Stated problem
Give a verbatim copy of the lines below, minus the pictures.

Listing
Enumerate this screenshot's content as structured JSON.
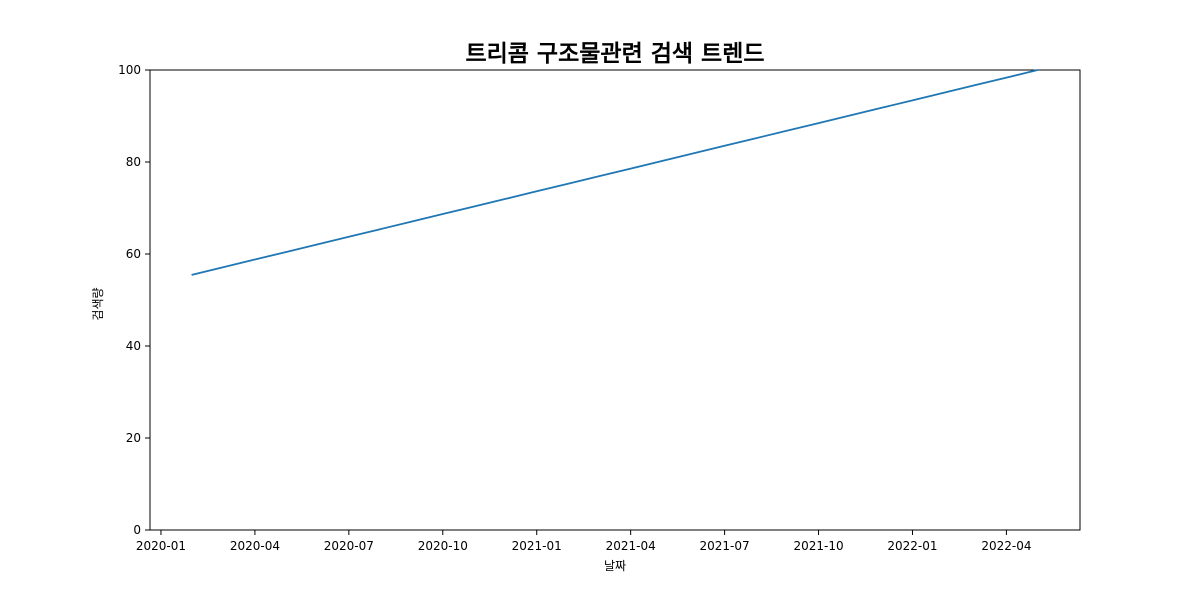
{
  "figure": {
    "background": "#ffffff"
  },
  "chart_data": {
    "type": "line",
    "title": "트리콤 구조물관련 검색 트렌드",
    "xlabel": "날짜",
    "ylabel": "검색량",
    "grid": false,
    "legend": null,
    "line_color": "#1f77b4",
    "xlim": [
      -0.35,
      29.35
    ],
    "ylim": [
      0,
      100
    ],
    "yticks": [
      0,
      20,
      40,
      60,
      80,
      100
    ],
    "xtick_positions": [
      0,
      3,
      6,
      9,
      12,
      15,
      18,
      21,
      24,
      27
    ],
    "xtick_labels": [
      "2020-01",
      "2020-04",
      "2020-07",
      "2020-10",
      "2021-01",
      "2021-04",
      "2021-07",
      "2021-10",
      "2022-01",
      "2022-04"
    ],
    "x_dates": [
      "2020-02",
      "2020-03",
      "2020-04",
      "2020-05",
      "2020-06",
      "2020-07",
      "2020-08",
      "2020-09",
      "2020-10",
      "2020-11",
      "2020-12",
      "2021-01",
      "2021-02",
      "2021-03",
      "2021-04",
      "2021-05",
      "2021-06",
      "2021-07",
      "2021-08",
      "2021-09",
      "2021-10",
      "2021-11",
      "2021-12",
      "2022-01",
      "2022-02",
      "2022-03",
      "2022-04",
      "2022-05"
    ],
    "x_index": [
      1,
      2,
      3,
      4,
      5,
      6,
      7,
      8,
      9,
      10,
      11,
      12,
      13,
      14,
      15,
      16,
      17,
      18,
      19,
      20,
      21,
      22,
      23,
      24,
      25,
      26,
      27,
      28
    ],
    "values": [
      55.5,
      57.15,
      58.8,
      60.44,
      62.09,
      63.74,
      65.39,
      67.04,
      68.69,
      70.33,
      71.98,
      73.63,
      75.28,
      76.93,
      78.57,
      80.22,
      81.87,
      83.52,
      85.17,
      86.81,
      88.46,
      90.11,
      91.76,
      93.41,
      95.06,
      96.7,
      98.35,
      100.0
    ]
  }
}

Result of the exercise
Enumerate this screenshot's content as structured JSON.
{
  "figure": {
    "background": "#ffffff"
  },
  "chart_data": {
    "type": "line",
    "title": "트리콤 구조물관련 검색 트렌드",
    "xlabel": "날짜",
    "ylabel": "검색량",
    "grid": false,
    "legend": null,
    "line_color": "#1f77b4",
    "xlim": [
      -0.35,
      29.35
    ],
    "ylim": [
      0,
      100
    ],
    "yticks": [
      0,
      20,
      40,
      60,
      80,
      100
    ],
    "xtick_positions": [
      0,
      3,
      6,
      9,
      12,
      15,
      18,
      21,
      24,
      27
    ],
    "xtick_labels": [
      "2020-01",
      "2020-04",
      "2020-07",
      "2020-10",
      "2021-01",
      "2021-04",
      "2021-07",
      "2021-10",
      "2022-01",
      "2022-04"
    ],
    "x_dates": [
      "2020-02",
      "2020-03",
      "2020-04",
      "2020-05",
      "2020-06",
      "2020-07",
      "2020-08",
      "2020-09",
      "2020-10",
      "2020-11",
      "2020-12",
      "2021-01",
      "2021-02",
      "2021-03",
      "2021-04",
      "2021-05",
      "2021-06",
      "2021-07",
      "2021-08",
      "2021-09",
      "2021-10",
      "2021-11",
      "2021-12",
      "2022-01",
      "2022-02",
      "2022-03",
      "2022-04",
      "2022-05"
    ],
    "x_index": [
      1,
      2,
      3,
      4,
      5,
      6,
      7,
      8,
      9,
      10,
      11,
      12,
      13,
      14,
      15,
      16,
      17,
      18,
      19,
      20,
      21,
      22,
      23,
      24,
      25,
      26,
      27,
      28
    ],
    "values": [
      55.5,
      57.15,
      58.8,
      60.44,
      62.09,
      63.74,
      65.39,
      67.04,
      68.69,
      70.33,
      71.98,
      73.63,
      75.28,
      76.93,
      78.57,
      80.22,
      81.87,
      83.52,
      85.17,
      86.81,
      88.46,
      90.11,
      91.76,
      93.41,
      95.06,
      96.7,
      98.35,
      100.0
    ]
  }
}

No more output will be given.